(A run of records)
┌────────
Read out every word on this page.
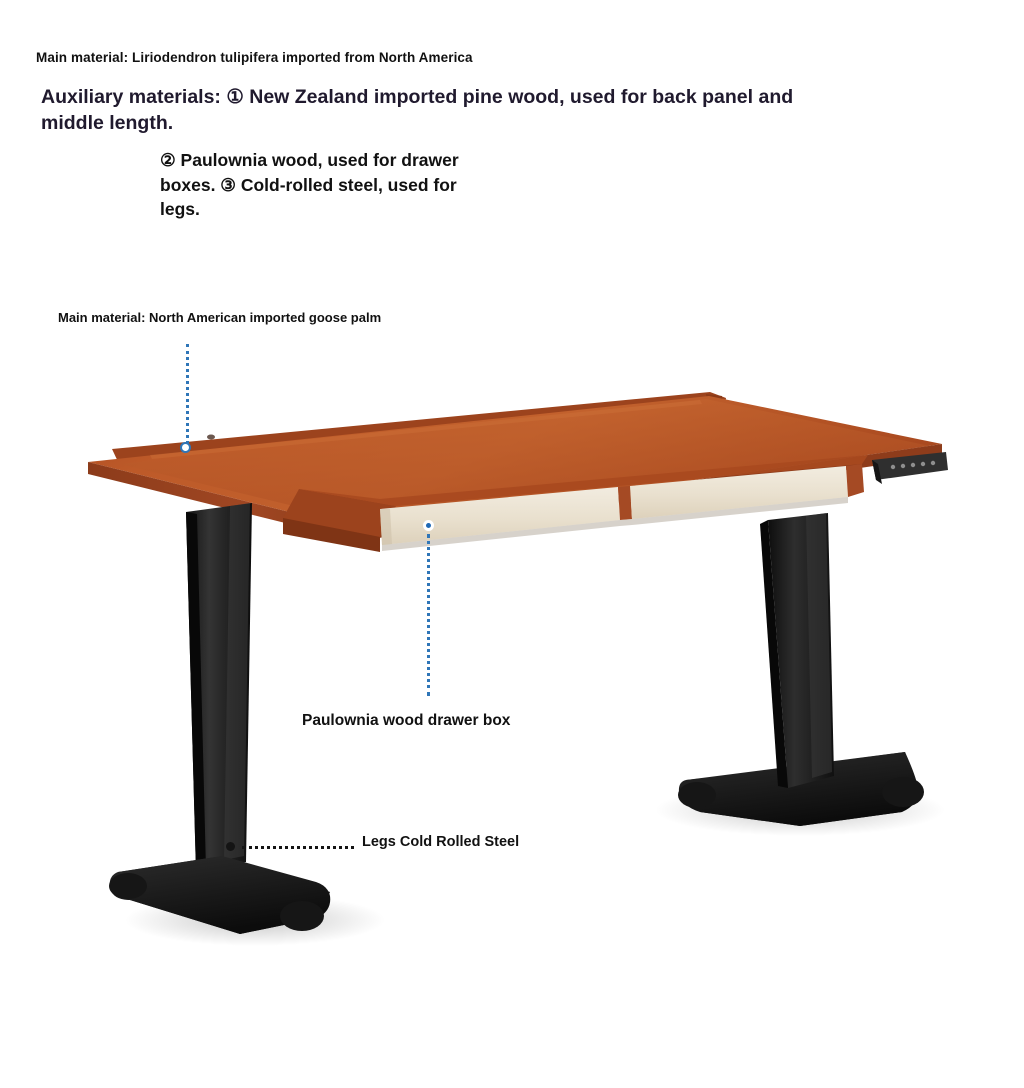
Main material: Liriodendron tulipifera imported from North America
Auxiliary materials: ① New Zealand imported pine wood, used for back panel and middle length.
② Paulownia wood, used for drawer boxes. ③ Cold-rolled steel, used for legs.
Main material: North American imported goose palm
Paulownia wood drawer box
Legs Cold Rolled Steel
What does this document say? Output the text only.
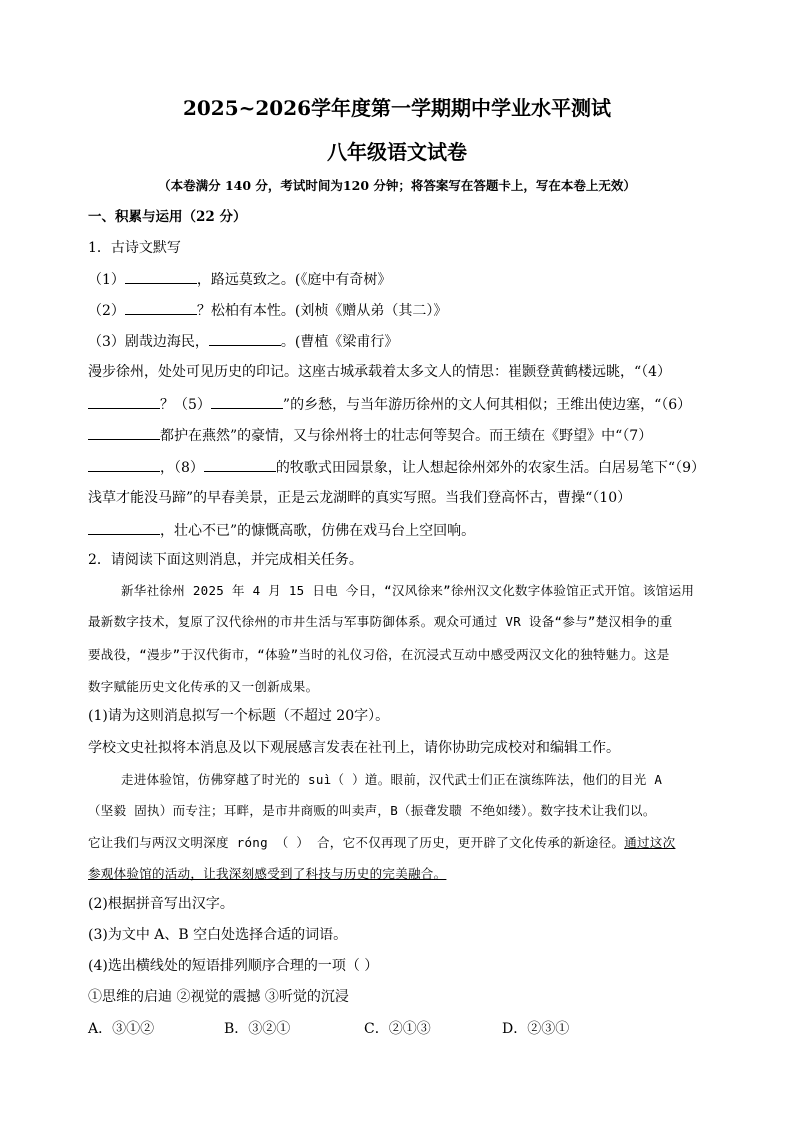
2025~2026学年度第一学期期中学业水平测试
八年级语文试卷
（本卷满分 140 分，考试时间为120 分钟；将答案写在答题卡上，写在本卷上无效）
一、积累与运用（22 分）
1．古诗文默写
（1）	，路远莫致之。(《庭中有奇树》
（2）	？松柏有本性。(刘桢《赠从弟（其二）》
（3）剧哉边海民，	。(曹植《梁甫行》
漫步徐州，处处可见历史的印记。这座古城承载着太多文人的情思：崔颢登黄鹤楼远眺，“（4）
？（5）	”的乡愁，与当年游历徐州的文人何其相似；王维出使边塞，“（6）
都护在燕然”的豪情，又与徐州将士的壮志何等契合。而王绩在《野望》中“（7）
，（8）	的牧歌式田园景象，让人想起徐州郊外的农家生活。白居易笔下“（9）
浅草才能没马蹄”的早春美景，正是云龙湖畔的真实写照。当我们登高怀古，曹操“（10）
，壮心不已”的慷慨高歌，仿佛在戏马台上空回响。
2．请阅读下面这则消息，并完成相关任务。
新华社徐州 2025 年 4 月 15 日电 今日，“汉风徐来”徐州汉文化数字体验馆正式开馆。该馆运用
最新数字技术，复原了汉代徐州的市井生活与军事防御体系。观众可通过 VR 设备“参与”楚汉相争的重
要战役，“漫步”于汉代街市，“体验”当时的礼仪习俗，在沉浸式互动中感受两汉文化的独特魅力。这是
数字赋能历史文化传承的又一创新成果。
(1)请为这则消息拟写一个标题（不超过 20字）。
学校文史社拟将本消息及以下观展感言发表在社刊上，请你协助完成校对和编辑工作。
走进体验馆，仿佛穿越了时光的 suì（ ）道。眼前，汉代武士们正在演练阵法，他们的目光 A
（坚毅 固执）而专注；耳畔，是市井商贩的叫卖声，B（振聋发聩 不绝如缕）。数字技术让我们以。
它让我们与两汉文明深度 róng （ ） 合，它不仅再现了历史，更开辟了文化传承的新途径。通过这次
参观体验馆的活动，让我深刻感受到了科技与历史的完美融合。
(2)根据拼音写出汉字。
(3)为文中 A、B 空白处选择合适的词语。
(4)选出横线处的短语排列顺序合理的一项（ ）
①思维的启迪 ②视觉的震撼 ③听觉的沉浸
A．③①②	B．③②①	C．②①③	D．②③①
└────────
(EXERCISE DETAILS): Your copy should match the records word for word, with the pictures removed.

(FINISHED TASK):
Read out every word on this page.
Main material: Liriodendron tulipifera imported from North America
Auxiliary materials: ① New Zealand imported pine wood, used for back panel and middle length.
② Paulownia wood, used for drawer boxes. ③ Cold-rolled steel, used for legs.
Main material: North American imported goose palm
Paulownia wood drawer box
Legs Cold Rolled Steel
What does this document say? Output the text only.
2025~2026学年度第一学期期中学业水平测试
八年级语文试卷
（本卷满分 140 分，考试时间为120 分钟；将答案写在答题卡上，写在本卷上无效）
一、积累与运用（22 分）
1．古诗文默写
（1）	，路远莫致之。(《庭中有奇树》
（2）	？松柏有本性。(刘桢《赠从弟（其二）》
（3）剧哉边海民，	。(曹植《梁甫行》
漫步徐州，处处可见历史的印记。这座古城承载着太多文人的情思：崔颢登黄鹤楼远眺，“（4）
？（5）	”的乡愁，与当年游历徐州的文人何其相似；王维出使边塞，“（6）
都护在燕然”的豪情，又与徐州将士的壮志何等契合。而王绩在《野望》中“（7）
，（8）	的牧歌式田园景象，让人想起徐州郊外的农家生活。白居易笔下“（9）
浅草才能没马蹄”的早春美景，正是云龙湖畔的真实写照。当我们登高怀古，曹操“（10）
，壮心不已”的慷慨高歌，仿佛在戏马台上空回响。
2．请阅读下面这则消息，并完成相关任务。
新华社徐州 2025 年 4 月 15 日电 今日，“汉风徐来”徐州汉文化数字体验馆正式开馆。该馆运用
最新数字技术，复原了汉代徐州的市井生活与军事防御体系。观众可通过 VR 设备“参与”楚汉相争的重
要战役，“漫步”于汉代街市，“体验”当时的礼仪习俗，在沉浸式互动中感受两汉文化的独特魅力。这是
数字赋能历史文化传承的又一创新成果。
(1)请为这则消息拟写一个标题（不超过 20字）。
学校文史社拟将本消息及以下观展感言发表在社刊上，请你协助完成校对和编辑工作。
走进体验馆，仿佛穿越了时光的 suì（ ）道。眼前，汉代武士们正在演练阵法，他们的目光 A
（坚毅 固执）而专注；耳畔，是市井商贩的叫卖声，B（振聋发聩 不绝如缕）。数字技术让我们以。
它让我们与两汉文明深度 róng （ ） 合，它不仅再现了历史，更开辟了文化传承的新途径。通过这次
参观体验馆的活动，让我深刻感受到了科技与历史的完美融合。
(2)根据拼音写出汉字。
(3)为文中 A、B 空白处选择合适的词语。
(4)选出横线处的短语排列顺序合理的一项（ ）
①思维的启迪 ②视觉的震撼 ③听觉的沉浸
A．③①②	B．③②①	C．②①③	D．②③①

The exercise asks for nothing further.